Task instructions ▸ Please carry on the article about improving a property's energy efficiency from the point where it stops.

How can you Improve the Energy Efficiency of a Property?

How can you Improve the Energy Efficiency of a Property?

Among the most important qualities of any property is its ability to retain heat. The more heat that escapes through the walls, windows and doors, the more that the homeowner will need to spend on energy bills. 

Consequently, you’ll find that improvements in energy efficiency tend to be reflected in the market price of a given property. Those looking to buy homes, after all, are looking for a good deal in the long term. This is particularly true in an era where energy prices are high.

How to increase energy efficiency

Fortunately, it’s possible to drive up the heat-retaining performance of a property, and to deal with other forms of energy inefficiency, too.

Loft insulation

The easiest way to drive up energy efficiency for most homes is to add extra insulation to the loft. In most cases, the insulation can be piled to 270 mm. Just make sure that there is enough ventilation to prevent trapped moisture from accumulating in the space, and that the insulating material isn’t being squashed.


While it’s difficult to replace the materials used in the structure of an existing property, it is possible to choose superior materials for extensions and other improvements. If you’re planning a new conservatory, loft conversion, or outbuilding, it makes sense to choose heat-retaining materials. Look for efficient modern bricks, if they can be made to match the surrounding building.

Double glazing

Double-glazed windows work via a principle similar to that of cavity walls. A layer of inert gas is trapped between two glass panels. This forms a barrier which heat has difficulty crossing. Note that some older properties might have planning restrictions in place that prevent the installation of this kind of window.

Records provided ▸
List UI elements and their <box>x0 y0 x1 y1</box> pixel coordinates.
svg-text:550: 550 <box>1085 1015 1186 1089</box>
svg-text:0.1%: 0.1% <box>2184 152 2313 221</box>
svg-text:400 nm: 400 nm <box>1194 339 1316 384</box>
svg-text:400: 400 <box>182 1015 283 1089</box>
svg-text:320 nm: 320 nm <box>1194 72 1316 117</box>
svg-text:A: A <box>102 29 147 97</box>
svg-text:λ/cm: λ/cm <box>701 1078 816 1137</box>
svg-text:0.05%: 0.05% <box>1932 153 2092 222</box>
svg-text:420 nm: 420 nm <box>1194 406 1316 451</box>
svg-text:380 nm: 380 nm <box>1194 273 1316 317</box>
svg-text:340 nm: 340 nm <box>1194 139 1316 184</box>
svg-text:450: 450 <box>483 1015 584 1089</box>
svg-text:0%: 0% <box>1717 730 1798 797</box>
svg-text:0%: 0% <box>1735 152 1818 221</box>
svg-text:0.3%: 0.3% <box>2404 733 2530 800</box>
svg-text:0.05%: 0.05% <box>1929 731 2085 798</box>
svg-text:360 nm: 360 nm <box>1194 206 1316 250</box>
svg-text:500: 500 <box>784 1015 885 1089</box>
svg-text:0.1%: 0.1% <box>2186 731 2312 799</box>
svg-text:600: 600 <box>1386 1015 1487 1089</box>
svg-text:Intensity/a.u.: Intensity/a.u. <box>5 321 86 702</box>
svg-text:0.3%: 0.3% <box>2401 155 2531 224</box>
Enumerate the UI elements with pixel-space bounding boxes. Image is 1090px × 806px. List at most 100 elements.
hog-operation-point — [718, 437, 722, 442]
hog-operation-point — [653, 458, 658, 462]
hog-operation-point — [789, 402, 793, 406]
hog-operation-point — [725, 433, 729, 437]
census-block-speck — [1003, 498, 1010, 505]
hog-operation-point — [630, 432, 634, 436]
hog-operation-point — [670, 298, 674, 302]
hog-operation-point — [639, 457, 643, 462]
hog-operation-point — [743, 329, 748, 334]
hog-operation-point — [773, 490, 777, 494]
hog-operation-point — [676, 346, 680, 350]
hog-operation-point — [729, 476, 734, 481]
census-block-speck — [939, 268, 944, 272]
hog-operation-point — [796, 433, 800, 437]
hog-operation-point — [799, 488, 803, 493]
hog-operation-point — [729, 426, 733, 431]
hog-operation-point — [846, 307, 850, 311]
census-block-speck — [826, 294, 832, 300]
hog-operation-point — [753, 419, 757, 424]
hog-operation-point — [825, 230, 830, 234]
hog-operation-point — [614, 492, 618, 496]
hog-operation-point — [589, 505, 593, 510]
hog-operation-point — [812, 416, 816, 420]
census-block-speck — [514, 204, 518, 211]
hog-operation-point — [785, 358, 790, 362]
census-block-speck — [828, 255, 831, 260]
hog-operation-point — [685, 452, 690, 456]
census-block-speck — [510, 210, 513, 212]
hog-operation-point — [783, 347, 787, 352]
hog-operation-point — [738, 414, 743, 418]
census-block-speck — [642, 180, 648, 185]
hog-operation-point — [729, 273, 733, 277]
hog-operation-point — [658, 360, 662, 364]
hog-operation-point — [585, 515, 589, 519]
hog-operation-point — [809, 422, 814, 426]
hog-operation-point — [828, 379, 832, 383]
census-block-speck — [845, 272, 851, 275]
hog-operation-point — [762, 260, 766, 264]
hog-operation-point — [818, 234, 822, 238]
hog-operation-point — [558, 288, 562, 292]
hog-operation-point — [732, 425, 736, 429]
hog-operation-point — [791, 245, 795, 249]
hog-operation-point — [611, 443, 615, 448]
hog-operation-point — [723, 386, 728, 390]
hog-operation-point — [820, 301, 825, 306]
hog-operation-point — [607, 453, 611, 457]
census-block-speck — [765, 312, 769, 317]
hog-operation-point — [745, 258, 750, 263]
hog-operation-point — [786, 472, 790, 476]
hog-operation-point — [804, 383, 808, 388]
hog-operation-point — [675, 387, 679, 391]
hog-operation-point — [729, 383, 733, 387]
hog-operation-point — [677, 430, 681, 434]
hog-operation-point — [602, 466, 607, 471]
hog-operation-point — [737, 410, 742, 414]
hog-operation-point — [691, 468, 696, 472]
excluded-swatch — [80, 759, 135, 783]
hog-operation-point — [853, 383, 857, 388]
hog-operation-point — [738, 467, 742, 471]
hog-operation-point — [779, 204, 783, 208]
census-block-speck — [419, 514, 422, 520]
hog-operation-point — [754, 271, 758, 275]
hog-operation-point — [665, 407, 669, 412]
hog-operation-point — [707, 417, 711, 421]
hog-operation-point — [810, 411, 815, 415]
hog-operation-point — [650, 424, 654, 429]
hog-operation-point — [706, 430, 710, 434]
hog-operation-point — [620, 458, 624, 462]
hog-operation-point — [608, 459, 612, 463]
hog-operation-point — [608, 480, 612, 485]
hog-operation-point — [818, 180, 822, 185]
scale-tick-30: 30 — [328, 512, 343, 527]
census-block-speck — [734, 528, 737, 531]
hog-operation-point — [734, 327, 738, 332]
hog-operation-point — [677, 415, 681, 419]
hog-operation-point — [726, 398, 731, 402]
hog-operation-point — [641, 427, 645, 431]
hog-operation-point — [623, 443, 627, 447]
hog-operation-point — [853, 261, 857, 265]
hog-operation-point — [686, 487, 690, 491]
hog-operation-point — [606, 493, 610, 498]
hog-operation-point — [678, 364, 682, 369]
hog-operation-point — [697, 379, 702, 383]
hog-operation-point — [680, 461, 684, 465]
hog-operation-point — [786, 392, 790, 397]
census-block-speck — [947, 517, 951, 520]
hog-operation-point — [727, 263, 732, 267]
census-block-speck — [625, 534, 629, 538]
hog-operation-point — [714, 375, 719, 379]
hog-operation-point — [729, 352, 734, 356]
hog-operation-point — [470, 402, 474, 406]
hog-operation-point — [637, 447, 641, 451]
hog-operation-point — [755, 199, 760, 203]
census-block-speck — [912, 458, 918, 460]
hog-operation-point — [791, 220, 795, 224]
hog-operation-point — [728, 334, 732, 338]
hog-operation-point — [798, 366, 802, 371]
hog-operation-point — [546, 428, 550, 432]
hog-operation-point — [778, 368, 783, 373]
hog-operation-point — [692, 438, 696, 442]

Output below ▸
Boiler upgrades

New boilers tend to be vastly more efficient than older ones. This goes whether the boiler is a gas one or an electrical one. When choosing a boiler, it’s important to consider the size of the property, and how much power is required to heat it. 

In some cases, it might be worth looking into alternative forms of heating, like a heat pump. You can get government support for this particular upgrade – though be aware that the technology still isn’t cheap.

Wall and pipe insulation

Cavity wall insulation works by filling the gap between two outer walls with a special expanding foam. Make sure that you’re getting it done properly, and that your home isn’t going to develop problems with damp afterwards.

You can do the same thing with the pipes in your heating system. This way, the heat will escape only from your radiators. Where pipes are running through external spaces, the need for insulation becomes even greater, since frozen pipes tend to burst.

How can you Improve the Energy Efficiency of a Property?